### What is being asked
Please output the lines shown below exactly as they appear.

++++++++++++++++++++

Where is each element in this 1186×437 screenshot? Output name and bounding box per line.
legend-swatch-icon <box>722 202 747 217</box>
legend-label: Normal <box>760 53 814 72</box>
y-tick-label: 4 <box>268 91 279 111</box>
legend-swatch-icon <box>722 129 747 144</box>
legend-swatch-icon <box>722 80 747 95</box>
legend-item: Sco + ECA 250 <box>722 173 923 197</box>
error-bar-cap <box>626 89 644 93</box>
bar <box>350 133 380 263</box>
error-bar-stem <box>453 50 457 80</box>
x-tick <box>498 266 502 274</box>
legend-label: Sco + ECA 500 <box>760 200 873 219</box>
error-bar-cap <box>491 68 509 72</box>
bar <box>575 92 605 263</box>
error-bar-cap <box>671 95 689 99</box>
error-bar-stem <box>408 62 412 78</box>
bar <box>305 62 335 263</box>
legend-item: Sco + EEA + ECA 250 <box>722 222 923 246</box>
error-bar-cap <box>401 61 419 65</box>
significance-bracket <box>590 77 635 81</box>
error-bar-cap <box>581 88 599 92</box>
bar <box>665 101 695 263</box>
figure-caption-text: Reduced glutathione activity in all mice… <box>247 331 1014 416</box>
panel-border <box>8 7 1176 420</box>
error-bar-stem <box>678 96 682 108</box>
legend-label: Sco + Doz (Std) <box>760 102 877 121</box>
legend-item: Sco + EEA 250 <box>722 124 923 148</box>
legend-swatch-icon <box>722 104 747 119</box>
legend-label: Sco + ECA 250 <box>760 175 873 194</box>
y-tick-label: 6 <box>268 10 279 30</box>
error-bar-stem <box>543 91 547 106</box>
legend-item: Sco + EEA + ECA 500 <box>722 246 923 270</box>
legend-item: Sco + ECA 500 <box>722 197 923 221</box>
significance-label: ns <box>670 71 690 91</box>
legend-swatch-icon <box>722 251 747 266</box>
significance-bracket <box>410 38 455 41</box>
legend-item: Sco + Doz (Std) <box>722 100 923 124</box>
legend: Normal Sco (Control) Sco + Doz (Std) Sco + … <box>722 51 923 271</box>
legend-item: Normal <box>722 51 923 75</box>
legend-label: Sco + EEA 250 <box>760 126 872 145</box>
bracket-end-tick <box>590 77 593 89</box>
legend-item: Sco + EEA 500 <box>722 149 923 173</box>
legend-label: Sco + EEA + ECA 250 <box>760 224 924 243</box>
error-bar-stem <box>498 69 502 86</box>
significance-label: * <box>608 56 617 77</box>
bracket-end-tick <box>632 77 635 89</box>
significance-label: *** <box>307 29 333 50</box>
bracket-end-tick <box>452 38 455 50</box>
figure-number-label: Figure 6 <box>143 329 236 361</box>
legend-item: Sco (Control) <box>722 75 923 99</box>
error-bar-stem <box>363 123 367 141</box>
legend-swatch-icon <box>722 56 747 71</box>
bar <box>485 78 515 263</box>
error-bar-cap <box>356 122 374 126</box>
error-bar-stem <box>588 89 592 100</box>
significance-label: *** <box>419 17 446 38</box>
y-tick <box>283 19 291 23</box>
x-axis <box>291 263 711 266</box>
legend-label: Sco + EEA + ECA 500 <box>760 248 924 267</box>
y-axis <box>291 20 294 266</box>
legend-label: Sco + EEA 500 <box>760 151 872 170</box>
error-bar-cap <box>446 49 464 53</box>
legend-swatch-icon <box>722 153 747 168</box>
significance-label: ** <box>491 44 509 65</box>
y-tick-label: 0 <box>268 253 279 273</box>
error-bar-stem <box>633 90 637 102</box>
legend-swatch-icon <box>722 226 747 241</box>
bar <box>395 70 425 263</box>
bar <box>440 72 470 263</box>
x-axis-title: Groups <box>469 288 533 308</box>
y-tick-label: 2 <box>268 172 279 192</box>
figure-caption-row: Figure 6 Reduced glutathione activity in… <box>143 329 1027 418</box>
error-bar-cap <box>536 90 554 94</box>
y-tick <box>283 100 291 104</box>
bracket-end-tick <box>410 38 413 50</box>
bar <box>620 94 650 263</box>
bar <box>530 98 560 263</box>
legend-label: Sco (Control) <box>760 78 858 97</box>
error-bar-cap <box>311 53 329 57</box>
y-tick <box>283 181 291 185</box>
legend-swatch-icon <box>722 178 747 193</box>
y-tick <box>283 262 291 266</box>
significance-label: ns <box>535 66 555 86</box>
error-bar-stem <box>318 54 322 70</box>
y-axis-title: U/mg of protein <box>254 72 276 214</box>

++++++++++++++++++++

### Reply to the task
Where is each element in this 1186×437 screenshot? Output name and bounding box per line.
legend-swatch-icon <box>722 202 747 217</box>
legend-label: Normal <box>760 53 814 72</box>
y-tick-label: 4 <box>268 91 279 111</box>
legend-swatch-icon <box>722 129 747 144</box>
legend-swatch-icon <box>722 80 747 95</box>
legend-item: Sco + ECA 250 <box>722 173 923 197</box>
error-bar-cap <box>626 89 644 93</box>
bar <box>350 133 380 263</box>
error-bar-stem <box>453 50 457 80</box>
x-tick <box>498 266 502 274</box>
legend-label: Sco + ECA 500 <box>760 200 873 219</box>
error-bar-cap <box>491 68 509 72</box>
bar <box>575 92 605 263</box>
error-bar-cap <box>671 95 689 99</box>
error-bar-stem <box>408 62 412 78</box>
bar <box>305 62 335 263</box>
legend-item: Sco + EEA + ECA 250 <box>722 222 923 246</box>
error-bar-cap <box>401 61 419 65</box>
significance-bracket <box>590 77 635 81</box>
error-bar-cap <box>581 88 599 92</box>
bar <box>665 101 695 263</box>
figure-caption-text: Reduced glutathione activity in all mice… <box>247 331 1014 416</box>
panel-border <box>8 7 1176 420</box>
error-bar-stem <box>678 96 682 108</box>
legend-label: Sco + Doz (Std) <box>760 102 877 121</box>
legend-item: Sco + EEA 250 <box>722 124 923 148</box>
legend-swatch-icon <box>722 104 747 119</box>
legend-label: Sco + ECA 250 <box>760 175 873 194</box>
y-tick-label: 6 <box>268 10 279 30</box>
error-bar-stem <box>543 91 547 106</box>
legend-item: Sco + EEA + ECA 500 <box>722 246 923 270</box>
legend-item: Sco + ECA 500 <box>722 197 923 221</box>
significance-label: ns <box>670 71 690 91</box>
legend-swatch-icon <box>722 251 747 266</box>
significance-bracket <box>410 38 455 41</box>
legend-item: Sco + Doz (Std) <box>722 100 923 124</box>
legend: Normal Sco (Control) Sco + Doz (Std) Sco + … <box>722 51 923 271</box>
legend-item: Normal <box>722 51 923 75</box>
legend-label: Sco + EEA 250 <box>760 126 872 145</box>
bracket-end-tick <box>590 77 593 89</box>
legend-item: Sco + EEA 500 <box>722 149 923 173</box>
legend-label: Sco + EEA + ECA 250 <box>760 224 924 243</box>
error-bar-stem <box>498 69 502 86</box>
significance-label: * <box>608 56 617 77</box>
bracket-end-tick <box>632 77 635 89</box>
significance-label: *** <box>307 29 333 50</box>
bracket-end-tick <box>452 38 455 50</box>
figure-number-label: Figure 6 <box>143 329 236 361</box>
legend-item: Sco (Control) <box>722 75 923 99</box>
error-bar-stem <box>363 123 367 141</box>
legend-swatch-icon <box>722 56 747 71</box>
bar <box>485 78 515 263</box>
error-bar-cap <box>356 122 374 126</box>
error-bar-stem <box>588 89 592 100</box>
significance-label: *** <box>419 17 446 38</box>
y-tick <box>283 19 291 23</box>
x-axis <box>291 263 711 266</box>
legend-label: Sco + EEA + ECA 500 <box>760 248 924 267</box>
y-axis <box>291 20 294 266</box>
legend-label: Sco + EEA 500 <box>760 151 872 170</box>
error-bar-cap <box>446 49 464 53</box>
legend-swatch-icon <box>722 153 747 168</box>
significance-label: ** <box>491 44 509 65</box>
y-tick-label: 0 <box>268 253 279 273</box>
error-bar-stem <box>633 90 637 102</box>
legend-swatch-icon <box>722 226 747 241</box>
bar <box>395 70 425 263</box>
bar <box>440 72 470 263</box>
x-axis-title: Groups <box>469 288 533 308</box>
y-tick-label: 2 <box>268 172 279 192</box>
figure-caption-row: Figure 6 Reduced glutathione activity in… <box>143 329 1027 418</box>
error-bar-cap <box>536 90 554 94</box>
y-tick <box>283 100 291 104</box>
bracket-end-tick <box>410 38 413 50</box>
bar <box>620 94 650 263</box>
bar <box>530 98 560 263</box>
legend-label: Sco (Control) <box>760 78 858 97</box>
error-bar-cap <box>311 53 329 57</box>
y-tick <box>283 181 291 185</box>
legend-swatch-icon <box>722 178 747 193</box>
y-tick <box>283 262 291 266</box>
significance-label: ns <box>535 66 555 86</box>
error-bar-stem <box>318 54 322 70</box>
y-axis-title: U/mg of protein <box>254 72 276 214</box>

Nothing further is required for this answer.